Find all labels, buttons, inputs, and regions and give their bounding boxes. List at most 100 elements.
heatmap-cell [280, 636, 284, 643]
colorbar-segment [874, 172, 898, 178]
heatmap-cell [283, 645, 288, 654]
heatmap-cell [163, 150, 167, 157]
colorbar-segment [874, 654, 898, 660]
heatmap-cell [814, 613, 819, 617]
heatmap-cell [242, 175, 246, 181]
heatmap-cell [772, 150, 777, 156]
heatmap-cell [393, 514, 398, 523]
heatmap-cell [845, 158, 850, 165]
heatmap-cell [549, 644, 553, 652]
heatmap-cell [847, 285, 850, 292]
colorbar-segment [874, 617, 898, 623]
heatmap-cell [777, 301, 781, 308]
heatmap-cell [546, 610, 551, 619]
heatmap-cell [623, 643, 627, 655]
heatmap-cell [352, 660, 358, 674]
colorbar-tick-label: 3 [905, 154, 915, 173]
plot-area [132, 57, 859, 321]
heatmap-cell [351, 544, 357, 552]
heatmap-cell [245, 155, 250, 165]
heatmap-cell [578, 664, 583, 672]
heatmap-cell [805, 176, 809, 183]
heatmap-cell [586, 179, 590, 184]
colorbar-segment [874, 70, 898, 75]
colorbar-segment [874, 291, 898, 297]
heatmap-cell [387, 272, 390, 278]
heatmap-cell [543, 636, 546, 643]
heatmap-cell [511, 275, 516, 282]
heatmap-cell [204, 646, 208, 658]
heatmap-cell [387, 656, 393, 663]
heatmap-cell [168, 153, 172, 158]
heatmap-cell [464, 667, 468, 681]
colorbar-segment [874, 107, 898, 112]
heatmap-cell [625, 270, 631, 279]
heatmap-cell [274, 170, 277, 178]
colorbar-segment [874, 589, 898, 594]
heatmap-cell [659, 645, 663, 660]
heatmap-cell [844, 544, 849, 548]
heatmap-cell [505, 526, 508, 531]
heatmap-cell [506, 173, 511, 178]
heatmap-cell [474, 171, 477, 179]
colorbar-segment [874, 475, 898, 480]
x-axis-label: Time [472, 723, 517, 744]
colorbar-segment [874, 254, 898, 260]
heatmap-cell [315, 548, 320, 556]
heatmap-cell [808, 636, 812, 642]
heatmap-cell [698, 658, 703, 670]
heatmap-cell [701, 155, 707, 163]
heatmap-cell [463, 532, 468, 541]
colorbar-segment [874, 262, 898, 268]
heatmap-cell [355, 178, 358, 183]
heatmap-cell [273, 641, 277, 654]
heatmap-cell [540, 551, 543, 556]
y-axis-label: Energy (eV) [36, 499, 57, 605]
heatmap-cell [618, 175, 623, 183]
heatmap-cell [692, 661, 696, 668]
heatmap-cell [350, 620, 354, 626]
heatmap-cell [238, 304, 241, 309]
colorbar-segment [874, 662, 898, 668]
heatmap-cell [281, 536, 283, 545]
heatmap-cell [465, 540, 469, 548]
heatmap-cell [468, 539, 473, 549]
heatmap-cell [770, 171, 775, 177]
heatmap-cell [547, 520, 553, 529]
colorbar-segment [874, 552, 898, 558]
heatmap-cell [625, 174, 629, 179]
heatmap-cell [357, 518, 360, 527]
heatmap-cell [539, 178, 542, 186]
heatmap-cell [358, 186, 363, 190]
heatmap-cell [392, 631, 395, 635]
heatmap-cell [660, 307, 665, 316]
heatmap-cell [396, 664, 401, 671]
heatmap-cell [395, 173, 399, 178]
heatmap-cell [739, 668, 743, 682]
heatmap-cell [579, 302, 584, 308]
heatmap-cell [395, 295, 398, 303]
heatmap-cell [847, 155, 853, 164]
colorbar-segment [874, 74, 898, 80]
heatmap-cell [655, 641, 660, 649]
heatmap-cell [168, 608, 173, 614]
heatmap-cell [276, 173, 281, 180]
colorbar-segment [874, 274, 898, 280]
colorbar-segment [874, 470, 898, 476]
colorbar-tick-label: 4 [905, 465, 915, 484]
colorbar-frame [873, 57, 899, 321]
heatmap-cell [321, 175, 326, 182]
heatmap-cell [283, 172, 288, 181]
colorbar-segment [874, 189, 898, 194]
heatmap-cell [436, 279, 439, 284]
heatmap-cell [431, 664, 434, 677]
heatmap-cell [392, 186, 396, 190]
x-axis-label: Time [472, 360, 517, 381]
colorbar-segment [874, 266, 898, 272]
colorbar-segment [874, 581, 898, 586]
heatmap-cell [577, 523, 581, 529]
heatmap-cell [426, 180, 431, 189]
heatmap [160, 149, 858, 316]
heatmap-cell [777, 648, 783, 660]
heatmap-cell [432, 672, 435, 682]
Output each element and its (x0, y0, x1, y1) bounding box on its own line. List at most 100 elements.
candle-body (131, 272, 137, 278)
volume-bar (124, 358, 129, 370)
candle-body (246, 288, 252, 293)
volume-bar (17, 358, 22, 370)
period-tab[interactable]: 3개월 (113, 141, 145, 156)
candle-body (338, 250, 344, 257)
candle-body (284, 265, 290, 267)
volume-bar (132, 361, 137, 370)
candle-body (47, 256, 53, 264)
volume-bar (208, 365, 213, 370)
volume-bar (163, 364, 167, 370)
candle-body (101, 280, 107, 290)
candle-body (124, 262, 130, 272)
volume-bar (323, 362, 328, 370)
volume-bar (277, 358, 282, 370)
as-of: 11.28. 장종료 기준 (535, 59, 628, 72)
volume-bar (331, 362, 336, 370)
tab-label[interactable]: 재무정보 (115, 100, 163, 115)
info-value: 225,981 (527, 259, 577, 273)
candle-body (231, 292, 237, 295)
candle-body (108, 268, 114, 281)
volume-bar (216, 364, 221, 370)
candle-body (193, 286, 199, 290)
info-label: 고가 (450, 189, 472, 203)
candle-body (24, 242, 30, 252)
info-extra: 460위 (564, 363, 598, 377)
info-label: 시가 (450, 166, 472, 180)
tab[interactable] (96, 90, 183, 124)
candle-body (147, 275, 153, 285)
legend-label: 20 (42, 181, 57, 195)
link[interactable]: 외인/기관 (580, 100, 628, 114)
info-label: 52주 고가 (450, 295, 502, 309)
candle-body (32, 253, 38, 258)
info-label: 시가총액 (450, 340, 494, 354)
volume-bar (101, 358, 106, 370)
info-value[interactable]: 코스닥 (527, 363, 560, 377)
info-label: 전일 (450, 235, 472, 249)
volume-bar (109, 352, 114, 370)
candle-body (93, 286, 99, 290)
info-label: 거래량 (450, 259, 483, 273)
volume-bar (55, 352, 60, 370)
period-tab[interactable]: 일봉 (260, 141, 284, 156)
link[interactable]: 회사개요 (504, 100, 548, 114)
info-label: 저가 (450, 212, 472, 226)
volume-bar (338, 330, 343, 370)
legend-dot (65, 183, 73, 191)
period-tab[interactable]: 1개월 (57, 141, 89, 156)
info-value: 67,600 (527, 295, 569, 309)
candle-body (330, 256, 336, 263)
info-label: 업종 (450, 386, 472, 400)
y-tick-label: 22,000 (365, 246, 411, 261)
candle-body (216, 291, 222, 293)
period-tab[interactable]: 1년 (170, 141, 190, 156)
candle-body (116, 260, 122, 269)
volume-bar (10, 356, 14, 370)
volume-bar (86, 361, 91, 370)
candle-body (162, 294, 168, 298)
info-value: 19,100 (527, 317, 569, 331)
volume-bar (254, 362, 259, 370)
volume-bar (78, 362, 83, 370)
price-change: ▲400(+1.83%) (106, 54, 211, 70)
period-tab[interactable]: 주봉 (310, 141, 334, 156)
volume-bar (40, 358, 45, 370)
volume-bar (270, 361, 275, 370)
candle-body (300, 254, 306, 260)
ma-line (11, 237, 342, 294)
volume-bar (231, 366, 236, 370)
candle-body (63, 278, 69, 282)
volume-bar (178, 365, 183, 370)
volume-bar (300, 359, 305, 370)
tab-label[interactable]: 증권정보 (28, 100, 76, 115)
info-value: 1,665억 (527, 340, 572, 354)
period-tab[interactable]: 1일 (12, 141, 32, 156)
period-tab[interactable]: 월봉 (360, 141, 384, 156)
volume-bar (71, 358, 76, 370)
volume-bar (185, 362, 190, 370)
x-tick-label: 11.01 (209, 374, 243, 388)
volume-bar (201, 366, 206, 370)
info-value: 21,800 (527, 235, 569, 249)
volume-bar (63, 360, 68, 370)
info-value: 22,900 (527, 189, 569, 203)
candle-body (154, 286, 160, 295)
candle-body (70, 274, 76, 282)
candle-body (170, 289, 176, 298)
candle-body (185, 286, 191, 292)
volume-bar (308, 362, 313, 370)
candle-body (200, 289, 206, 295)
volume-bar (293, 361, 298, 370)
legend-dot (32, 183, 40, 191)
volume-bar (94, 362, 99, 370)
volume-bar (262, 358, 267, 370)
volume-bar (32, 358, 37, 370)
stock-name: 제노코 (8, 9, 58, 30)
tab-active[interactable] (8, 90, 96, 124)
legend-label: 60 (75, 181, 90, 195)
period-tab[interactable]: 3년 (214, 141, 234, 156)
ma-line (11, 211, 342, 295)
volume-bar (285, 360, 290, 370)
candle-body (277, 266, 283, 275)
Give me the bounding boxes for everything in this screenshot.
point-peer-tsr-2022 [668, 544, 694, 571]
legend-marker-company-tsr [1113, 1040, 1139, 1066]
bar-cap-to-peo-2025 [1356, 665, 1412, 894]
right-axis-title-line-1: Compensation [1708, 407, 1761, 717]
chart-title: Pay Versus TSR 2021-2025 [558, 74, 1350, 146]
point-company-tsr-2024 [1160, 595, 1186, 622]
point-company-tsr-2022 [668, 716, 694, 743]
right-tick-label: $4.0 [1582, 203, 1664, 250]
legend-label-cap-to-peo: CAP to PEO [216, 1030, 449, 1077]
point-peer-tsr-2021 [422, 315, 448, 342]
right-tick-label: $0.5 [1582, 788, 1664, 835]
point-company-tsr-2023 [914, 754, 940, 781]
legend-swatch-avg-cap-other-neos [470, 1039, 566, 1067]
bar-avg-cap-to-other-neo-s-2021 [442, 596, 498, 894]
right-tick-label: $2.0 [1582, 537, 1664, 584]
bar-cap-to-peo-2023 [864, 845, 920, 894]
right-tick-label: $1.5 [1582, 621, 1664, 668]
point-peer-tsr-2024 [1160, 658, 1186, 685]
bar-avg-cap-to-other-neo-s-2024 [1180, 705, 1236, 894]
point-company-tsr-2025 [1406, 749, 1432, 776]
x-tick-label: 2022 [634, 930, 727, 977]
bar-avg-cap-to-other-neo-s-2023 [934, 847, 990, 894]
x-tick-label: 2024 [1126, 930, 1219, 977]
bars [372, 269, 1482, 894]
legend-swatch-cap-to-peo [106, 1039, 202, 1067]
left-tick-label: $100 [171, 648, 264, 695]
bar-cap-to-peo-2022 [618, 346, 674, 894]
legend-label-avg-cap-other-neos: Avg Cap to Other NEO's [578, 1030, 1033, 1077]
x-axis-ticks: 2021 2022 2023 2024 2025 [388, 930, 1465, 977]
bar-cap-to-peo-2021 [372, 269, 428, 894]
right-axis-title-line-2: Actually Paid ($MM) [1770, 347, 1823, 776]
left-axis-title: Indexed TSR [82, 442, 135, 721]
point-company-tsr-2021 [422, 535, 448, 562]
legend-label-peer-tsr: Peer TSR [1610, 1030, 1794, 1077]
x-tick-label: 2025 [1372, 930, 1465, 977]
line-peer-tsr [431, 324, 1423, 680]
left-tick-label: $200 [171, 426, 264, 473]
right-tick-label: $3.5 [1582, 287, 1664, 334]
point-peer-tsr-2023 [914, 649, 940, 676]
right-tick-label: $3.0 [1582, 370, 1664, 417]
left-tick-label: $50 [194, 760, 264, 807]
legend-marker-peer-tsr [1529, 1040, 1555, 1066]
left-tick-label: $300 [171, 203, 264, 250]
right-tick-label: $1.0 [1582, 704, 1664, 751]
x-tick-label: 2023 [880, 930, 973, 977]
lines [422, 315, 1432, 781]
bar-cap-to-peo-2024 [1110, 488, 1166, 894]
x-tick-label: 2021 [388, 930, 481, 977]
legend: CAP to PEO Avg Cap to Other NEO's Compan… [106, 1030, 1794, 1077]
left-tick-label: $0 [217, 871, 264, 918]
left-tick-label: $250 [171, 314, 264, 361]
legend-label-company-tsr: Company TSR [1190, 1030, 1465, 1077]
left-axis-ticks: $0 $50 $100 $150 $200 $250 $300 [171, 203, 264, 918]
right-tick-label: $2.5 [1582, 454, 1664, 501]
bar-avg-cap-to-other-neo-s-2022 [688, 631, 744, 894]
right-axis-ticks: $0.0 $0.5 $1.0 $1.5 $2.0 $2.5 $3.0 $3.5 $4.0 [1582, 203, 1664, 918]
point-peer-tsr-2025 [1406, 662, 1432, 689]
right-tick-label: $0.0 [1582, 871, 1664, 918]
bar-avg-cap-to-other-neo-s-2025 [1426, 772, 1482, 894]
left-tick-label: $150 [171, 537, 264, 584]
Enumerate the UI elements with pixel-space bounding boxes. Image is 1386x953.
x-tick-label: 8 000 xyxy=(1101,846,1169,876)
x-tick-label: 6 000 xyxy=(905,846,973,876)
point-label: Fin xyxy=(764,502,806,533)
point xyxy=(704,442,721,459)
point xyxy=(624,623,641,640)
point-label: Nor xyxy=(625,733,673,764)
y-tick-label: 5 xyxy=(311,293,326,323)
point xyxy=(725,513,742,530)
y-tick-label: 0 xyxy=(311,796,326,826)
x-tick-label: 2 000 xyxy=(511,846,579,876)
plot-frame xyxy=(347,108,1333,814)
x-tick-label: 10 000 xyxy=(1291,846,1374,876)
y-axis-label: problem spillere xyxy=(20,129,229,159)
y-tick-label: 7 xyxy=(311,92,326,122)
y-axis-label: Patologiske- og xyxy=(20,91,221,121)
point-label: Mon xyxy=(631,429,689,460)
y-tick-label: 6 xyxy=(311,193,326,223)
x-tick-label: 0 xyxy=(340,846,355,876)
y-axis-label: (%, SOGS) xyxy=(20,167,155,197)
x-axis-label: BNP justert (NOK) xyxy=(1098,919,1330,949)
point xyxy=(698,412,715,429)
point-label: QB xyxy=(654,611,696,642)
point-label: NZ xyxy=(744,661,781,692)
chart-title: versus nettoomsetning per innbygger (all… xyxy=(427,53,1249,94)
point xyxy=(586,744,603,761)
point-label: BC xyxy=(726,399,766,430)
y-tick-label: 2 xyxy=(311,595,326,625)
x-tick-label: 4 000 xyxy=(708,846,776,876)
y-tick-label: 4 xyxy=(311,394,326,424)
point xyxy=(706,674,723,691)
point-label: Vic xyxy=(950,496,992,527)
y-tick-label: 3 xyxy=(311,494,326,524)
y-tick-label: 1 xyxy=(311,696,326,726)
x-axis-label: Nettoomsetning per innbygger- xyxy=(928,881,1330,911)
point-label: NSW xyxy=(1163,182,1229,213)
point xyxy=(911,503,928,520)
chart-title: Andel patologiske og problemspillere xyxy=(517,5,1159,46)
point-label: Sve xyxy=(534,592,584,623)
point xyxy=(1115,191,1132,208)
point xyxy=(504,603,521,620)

• SET PROBLEM
Repeat the rows word for word, from the first line at the top through the line containing "heatmap-cell [623, 643, 627, 655]", including both of those lines.

• ANSWER FOR THE TASK
Find all labels, buttons, inputs, and regions and give their bounding boxes. List at most 100 elements.
heatmap-cell [280, 636, 284, 643]
colorbar-segment [874, 172, 898, 178]
heatmap-cell [283, 645, 288, 654]
heatmap-cell [163, 150, 167, 157]
colorbar-segment [874, 654, 898, 660]
heatmap-cell [814, 613, 819, 617]
heatmap-cell [242, 175, 246, 181]
heatmap-cell [772, 150, 777, 156]
heatmap-cell [393, 514, 398, 523]
heatmap-cell [845, 158, 850, 165]
heatmap-cell [549, 644, 553, 652]
heatmap-cell [847, 285, 850, 292]
colorbar-segment [874, 617, 898, 623]
heatmap-cell [777, 301, 781, 308]
heatmap-cell [546, 610, 551, 619]
heatmap-cell [623, 643, 627, 655]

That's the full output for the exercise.